======== Textauszug
Bild: Das ist die Ausnahme: große Redaktionskonferenz der „Bild“ am Frauen…
Berlin taz | Stellen wir uns Folgendes vor: Eine Welt, in der die
Gleichstellung der Geschlechter umgesetzt ist. Eine Welt, in der Frauen 50
Prozent der politischen Ämter, der Wirtschaftsunternehmen, ja, der
Zeitungen und Onlinemedien besetzen. Klingt nach Freiheit, oder? Leider ist
das noch immer Utopie, denn die Realität, und das wissen vor allem Frauen
als Betroffene, sieht sehr männlich aus.
Nehmen wir die Medien: Wie schlecht die Lage für Frauen da tatsächlich ist,
untersucht seit 2012 die Initiative [1][Pro Quote Medien]. Der Verein
erhebt in Untersuchungen den Anteil von Frauen in Führungspositionen in
Rundfunk, Print- und Onlinemedien sowie Regionalzeitungen. Ihr Ziel, so
formuliert es Pro Quote Medien auf der eigenen Website: „Wir kämpfen dafür,
dass aus Chef Chefin wird.“ Um das direkt vorwegzunehmen: Die
50-Prozent-Quote erreichen laut der aktuellen Studie die wenigsten
Medienhäuser auch nur annähernd.
Eine erste Untersuchung von Pro Quote Medien hatte sich Ende 2018 mit dem
Rundfunk beschäftigt. Am Donnerstag hat der Verein in Hamburg die neue
Zählung über die Presse, also Print- und Onlinezeitungen, vorgestellt.
Untersuchungsgegenstand waren „Regionalzeitungen, überregionale Tages- und
Wochenzeitungen, Publikumszeitschriften, Nachrichtenagenturen und
Zentralredaktionen, sowie redaktionell gestaltete Websites“.
================
======== Datensätze
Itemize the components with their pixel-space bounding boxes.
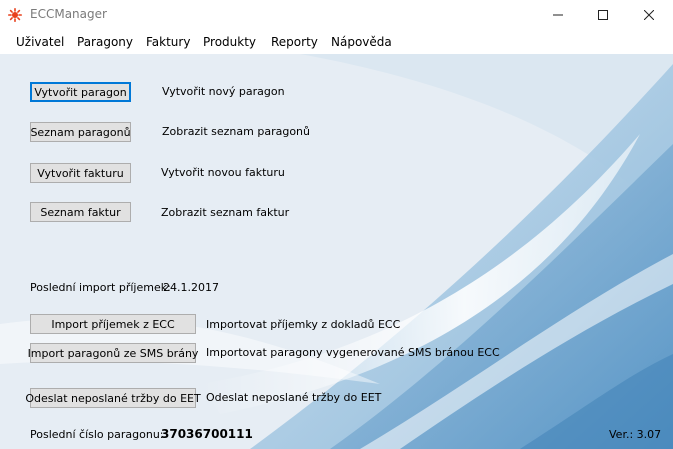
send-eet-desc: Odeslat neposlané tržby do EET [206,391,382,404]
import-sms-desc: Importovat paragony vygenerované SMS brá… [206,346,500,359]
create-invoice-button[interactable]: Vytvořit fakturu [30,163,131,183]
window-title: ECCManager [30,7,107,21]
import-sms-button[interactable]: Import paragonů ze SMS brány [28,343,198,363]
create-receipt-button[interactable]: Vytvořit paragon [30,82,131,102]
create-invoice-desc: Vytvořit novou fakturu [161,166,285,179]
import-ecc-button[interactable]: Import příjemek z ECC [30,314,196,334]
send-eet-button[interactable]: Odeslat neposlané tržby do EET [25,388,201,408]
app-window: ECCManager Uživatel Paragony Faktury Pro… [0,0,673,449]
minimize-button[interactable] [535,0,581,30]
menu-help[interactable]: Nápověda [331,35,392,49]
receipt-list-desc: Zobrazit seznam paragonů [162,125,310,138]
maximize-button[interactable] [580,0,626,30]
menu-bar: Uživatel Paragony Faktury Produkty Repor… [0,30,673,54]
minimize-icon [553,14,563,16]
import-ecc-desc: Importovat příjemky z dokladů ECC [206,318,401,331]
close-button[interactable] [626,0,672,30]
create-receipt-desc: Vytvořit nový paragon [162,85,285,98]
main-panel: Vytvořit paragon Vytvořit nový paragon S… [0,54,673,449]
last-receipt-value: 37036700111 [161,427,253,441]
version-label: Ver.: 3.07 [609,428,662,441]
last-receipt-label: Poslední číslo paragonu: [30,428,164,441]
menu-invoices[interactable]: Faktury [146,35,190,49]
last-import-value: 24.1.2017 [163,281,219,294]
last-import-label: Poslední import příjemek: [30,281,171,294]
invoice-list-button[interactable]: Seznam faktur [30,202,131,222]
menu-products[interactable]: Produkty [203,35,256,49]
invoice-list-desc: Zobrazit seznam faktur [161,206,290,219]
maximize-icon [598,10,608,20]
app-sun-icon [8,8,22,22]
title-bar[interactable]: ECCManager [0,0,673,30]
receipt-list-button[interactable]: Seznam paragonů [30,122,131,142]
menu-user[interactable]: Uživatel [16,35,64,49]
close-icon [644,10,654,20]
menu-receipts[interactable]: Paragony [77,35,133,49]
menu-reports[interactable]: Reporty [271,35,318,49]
================
======== Datensätze
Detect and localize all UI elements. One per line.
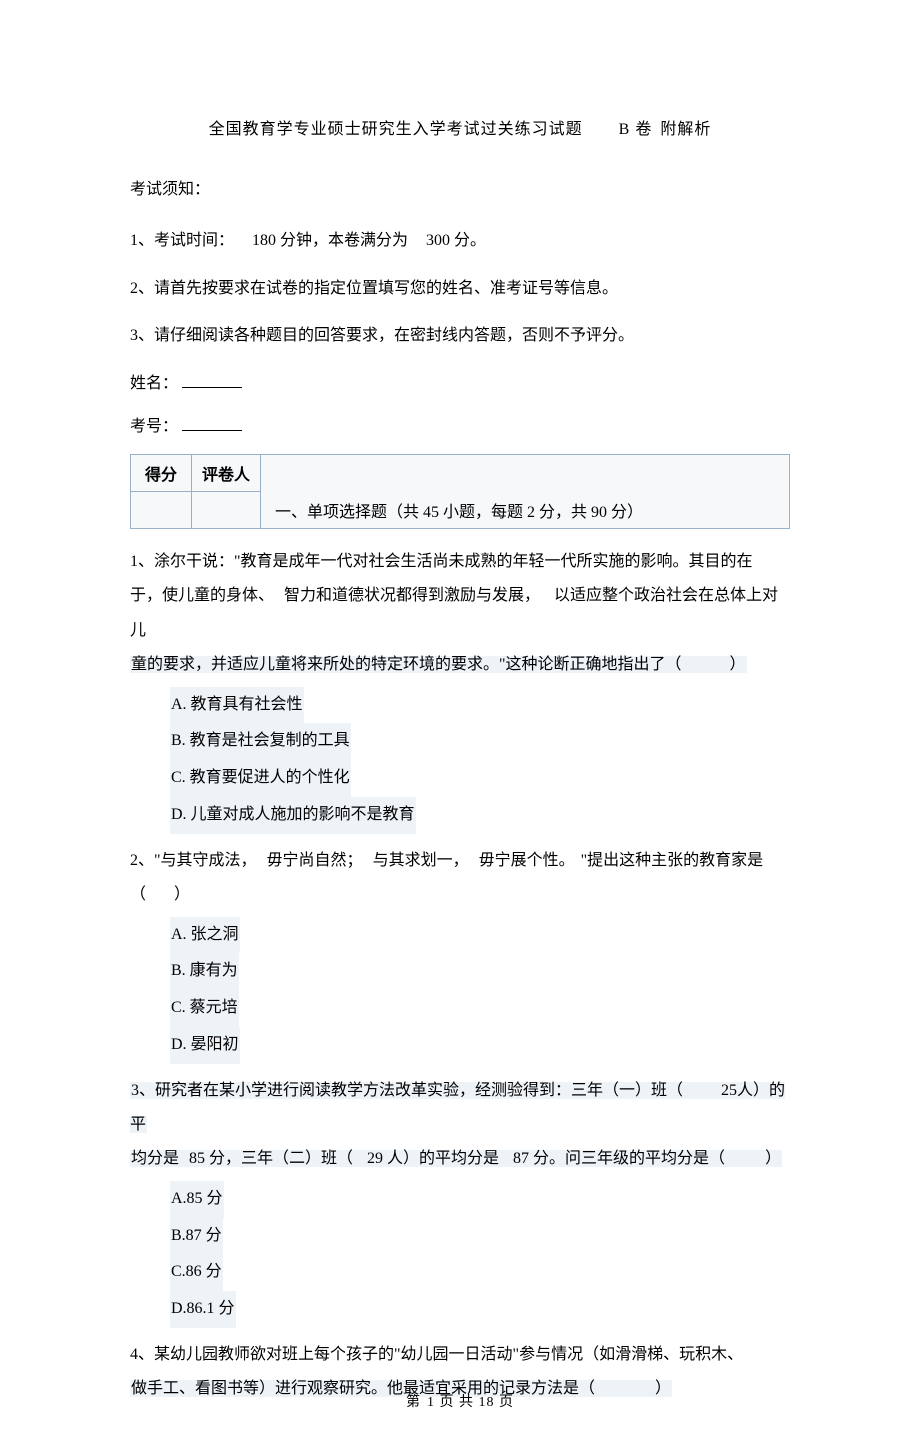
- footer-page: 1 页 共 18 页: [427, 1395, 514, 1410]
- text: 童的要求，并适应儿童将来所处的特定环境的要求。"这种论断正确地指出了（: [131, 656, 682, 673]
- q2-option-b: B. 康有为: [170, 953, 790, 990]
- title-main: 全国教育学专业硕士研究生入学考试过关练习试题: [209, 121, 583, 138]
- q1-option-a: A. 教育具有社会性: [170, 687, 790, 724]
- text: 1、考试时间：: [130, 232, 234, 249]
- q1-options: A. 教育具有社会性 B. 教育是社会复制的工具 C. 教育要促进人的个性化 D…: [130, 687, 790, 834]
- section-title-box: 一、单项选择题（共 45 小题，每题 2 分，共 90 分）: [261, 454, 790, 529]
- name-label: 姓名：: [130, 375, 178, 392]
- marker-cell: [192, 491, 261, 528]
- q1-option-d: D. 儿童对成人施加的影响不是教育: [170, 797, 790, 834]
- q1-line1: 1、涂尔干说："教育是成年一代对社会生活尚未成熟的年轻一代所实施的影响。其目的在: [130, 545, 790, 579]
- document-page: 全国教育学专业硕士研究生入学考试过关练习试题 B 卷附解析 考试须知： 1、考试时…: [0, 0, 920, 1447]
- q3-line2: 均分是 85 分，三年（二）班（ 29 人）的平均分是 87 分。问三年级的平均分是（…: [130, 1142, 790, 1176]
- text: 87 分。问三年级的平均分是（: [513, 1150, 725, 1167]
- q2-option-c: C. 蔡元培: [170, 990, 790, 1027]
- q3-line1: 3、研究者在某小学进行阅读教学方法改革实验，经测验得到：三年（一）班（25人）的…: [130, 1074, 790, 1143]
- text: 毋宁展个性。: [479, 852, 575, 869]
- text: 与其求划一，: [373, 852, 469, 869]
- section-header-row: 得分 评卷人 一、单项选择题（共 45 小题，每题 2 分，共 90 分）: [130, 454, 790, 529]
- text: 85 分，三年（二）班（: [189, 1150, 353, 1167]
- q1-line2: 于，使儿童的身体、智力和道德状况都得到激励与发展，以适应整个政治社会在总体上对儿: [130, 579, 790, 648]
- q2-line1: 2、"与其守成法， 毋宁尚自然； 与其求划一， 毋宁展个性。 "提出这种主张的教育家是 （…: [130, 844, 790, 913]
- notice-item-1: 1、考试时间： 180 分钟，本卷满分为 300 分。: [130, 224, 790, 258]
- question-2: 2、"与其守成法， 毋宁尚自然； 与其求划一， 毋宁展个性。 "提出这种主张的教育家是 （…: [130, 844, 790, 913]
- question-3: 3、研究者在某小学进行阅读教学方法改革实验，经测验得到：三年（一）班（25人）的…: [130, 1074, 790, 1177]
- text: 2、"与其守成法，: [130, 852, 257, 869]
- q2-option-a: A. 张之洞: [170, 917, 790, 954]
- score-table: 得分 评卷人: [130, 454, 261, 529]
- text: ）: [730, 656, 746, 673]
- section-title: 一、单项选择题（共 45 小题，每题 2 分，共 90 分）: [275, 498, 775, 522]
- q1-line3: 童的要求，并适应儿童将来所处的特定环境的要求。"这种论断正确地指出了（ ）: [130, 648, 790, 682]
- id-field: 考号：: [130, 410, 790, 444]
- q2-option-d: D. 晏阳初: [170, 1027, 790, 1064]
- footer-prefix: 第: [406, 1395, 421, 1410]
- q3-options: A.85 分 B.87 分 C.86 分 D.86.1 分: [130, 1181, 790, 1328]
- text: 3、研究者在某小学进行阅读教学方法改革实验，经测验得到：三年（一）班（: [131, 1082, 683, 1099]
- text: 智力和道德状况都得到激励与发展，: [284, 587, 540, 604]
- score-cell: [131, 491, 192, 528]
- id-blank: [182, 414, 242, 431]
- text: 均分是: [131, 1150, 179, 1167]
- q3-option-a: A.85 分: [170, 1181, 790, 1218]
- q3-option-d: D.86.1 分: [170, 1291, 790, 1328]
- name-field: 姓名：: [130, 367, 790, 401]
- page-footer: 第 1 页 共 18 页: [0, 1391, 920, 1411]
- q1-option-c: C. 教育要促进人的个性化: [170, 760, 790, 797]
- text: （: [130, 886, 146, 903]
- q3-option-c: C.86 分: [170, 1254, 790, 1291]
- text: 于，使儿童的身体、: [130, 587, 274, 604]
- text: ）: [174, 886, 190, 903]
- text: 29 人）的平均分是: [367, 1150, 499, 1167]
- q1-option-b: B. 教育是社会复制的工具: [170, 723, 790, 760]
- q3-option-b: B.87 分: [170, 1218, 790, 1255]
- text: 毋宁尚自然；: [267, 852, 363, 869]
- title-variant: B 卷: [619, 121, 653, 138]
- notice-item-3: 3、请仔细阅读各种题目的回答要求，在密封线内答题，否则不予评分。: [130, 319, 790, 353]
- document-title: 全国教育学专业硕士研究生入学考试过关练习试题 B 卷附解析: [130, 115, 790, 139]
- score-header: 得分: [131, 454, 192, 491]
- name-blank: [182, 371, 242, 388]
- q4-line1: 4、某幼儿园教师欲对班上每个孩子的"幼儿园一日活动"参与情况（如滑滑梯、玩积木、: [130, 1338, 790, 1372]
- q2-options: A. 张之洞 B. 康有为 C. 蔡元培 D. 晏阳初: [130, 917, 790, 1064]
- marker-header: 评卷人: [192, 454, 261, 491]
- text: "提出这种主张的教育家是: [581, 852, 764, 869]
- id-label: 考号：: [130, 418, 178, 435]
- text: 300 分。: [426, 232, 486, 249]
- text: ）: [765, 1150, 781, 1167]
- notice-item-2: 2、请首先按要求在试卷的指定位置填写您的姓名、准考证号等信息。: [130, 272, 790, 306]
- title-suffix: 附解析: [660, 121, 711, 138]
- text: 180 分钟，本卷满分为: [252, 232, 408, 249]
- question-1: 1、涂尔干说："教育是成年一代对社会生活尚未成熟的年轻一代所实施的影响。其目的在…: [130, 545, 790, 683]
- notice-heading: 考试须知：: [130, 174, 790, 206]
================
Aufgabe 1
Nenne alle Medienarten, die laut dem Textauszug über Frauen in Führungspositionen der Medien Untersuchungsgegenstand der neuen Zählung waren.
Aufgabe 2
Überarbeite in den Datensätzen die Zeilen ab der Zeile mit „- footer-page: 1“ bis einschließlich der Zeile mit „852, 257, 869]“, indem du „text“ durch „text-line“ ersetzt. Gib nur diese Zeilen aus und lass alles Übrige unverändert.
Der Textauszug und die Datensätze hängen inhaltlich nicht miteinander zusammen.

Vollständige Lösung 1
- Regionalzeitungen
- überregionale Tages- und Wochenzeitungen
- Publikumszeitschriften
- Nachrichtenagenturen
- Zentralredaktionen
- redaktionell gestaltete Websites

Vollständige Lösung 2
- footer-page: 1 页 共 18 页: [427, 1395, 514, 1410]
- text-line: 童的要求，并适应儿童将来所处的特定环境的要求。"这种论断正确地指出了（: [131, 656, 682, 673]
- q2-option-b: B. 康有为: [170, 953, 790, 990]
- title-main: 全国教育学专业硕士研究生入学考试过关练习试题: [209, 121, 583, 138]
- q1-option-a: A. 教育具有社会性: [170, 687, 790, 724]
- text-line: 1、考试时间：: [130, 232, 234, 249]
- q1-options: A. 教育具有社会性 B. 教育是社会复制的工具 C. 教育要促进人的个性化 D…: [130, 687, 790, 834]
- section-title-box: 一、单项选择题（共 45 小题，每题 2 分，共 90 分）: [261, 454, 790, 529]
- name-label: 姓名：: [130, 375, 178, 392]
- marker-cell: [192, 491, 261, 528]
- q1-option-d: D. 儿童对成人施加的影响不是教育: [170, 797, 790, 834]
- q1-line1: 1、涂尔干说："教育是成年一代对社会生活尚未成熟的年轻一代所实施的影响。其目的在: [130, 545, 790, 579]
- document-page: 全国教育学专业硕士研究生入学考试过关练习试题 B 卷附解析 考试须知： 1、考试时…: [0, 0, 920, 1447]
- q3-line2: 均分是 85 分，三年（二）班（ 29 人）的平均分是 87 分。问三年级的平均分是（…: [130, 1142, 790, 1176]
- text-line: 87 分。问三年级的平均分是（: [513, 1150, 725, 1167]
- q2-option-c: C. 蔡元培: [170, 990, 790, 1027]
- q3-line1: 3、研究者在某小学进行阅读教学方法改革实验，经测验得到：三年（一）班（25人）的…: [130, 1074, 790, 1143]
- text-line: 毋宁展个性。: [479, 852, 575, 869]
- text-line: 与其求划一，: [373, 852, 469, 869]
- section-header-row: 得分 评卷人 一、单项选择题（共 45 小题，每题 2 分，共 90 分）: [130, 454, 790, 529]
- text-line: 85 分，三年（二）班（: [189, 1150, 353, 1167]
- q1-line2: 于，使儿童的身体、智力和道德状况都得到激励与发展，以适应整个政治社会在总体上对儿: [130, 579, 790, 648]
- q2-line1: 2、"与其守成法， 毋宁尚自然； 与其求划一， 毋宁展个性。 "提出这种主张的教育家是 （…: [130, 844, 790, 913]
- notice-item-1: 1、考试时间： 180 分钟，本卷满分为 300 分。: [130, 224, 790, 258]
- question-2: 2、"与其守成法， 毋宁尚自然； 与其求划一， 毋宁展个性。 "提出这种主张的教育家是 （…: [130, 844, 790, 913]
- question-3: 3、研究者在某小学进行阅读教学方法改革实验，经测验得到：三年（一）班（25人）的…: [130, 1074, 790, 1177]
- text-line: 2、"与其守成法，: [130, 852, 257, 869]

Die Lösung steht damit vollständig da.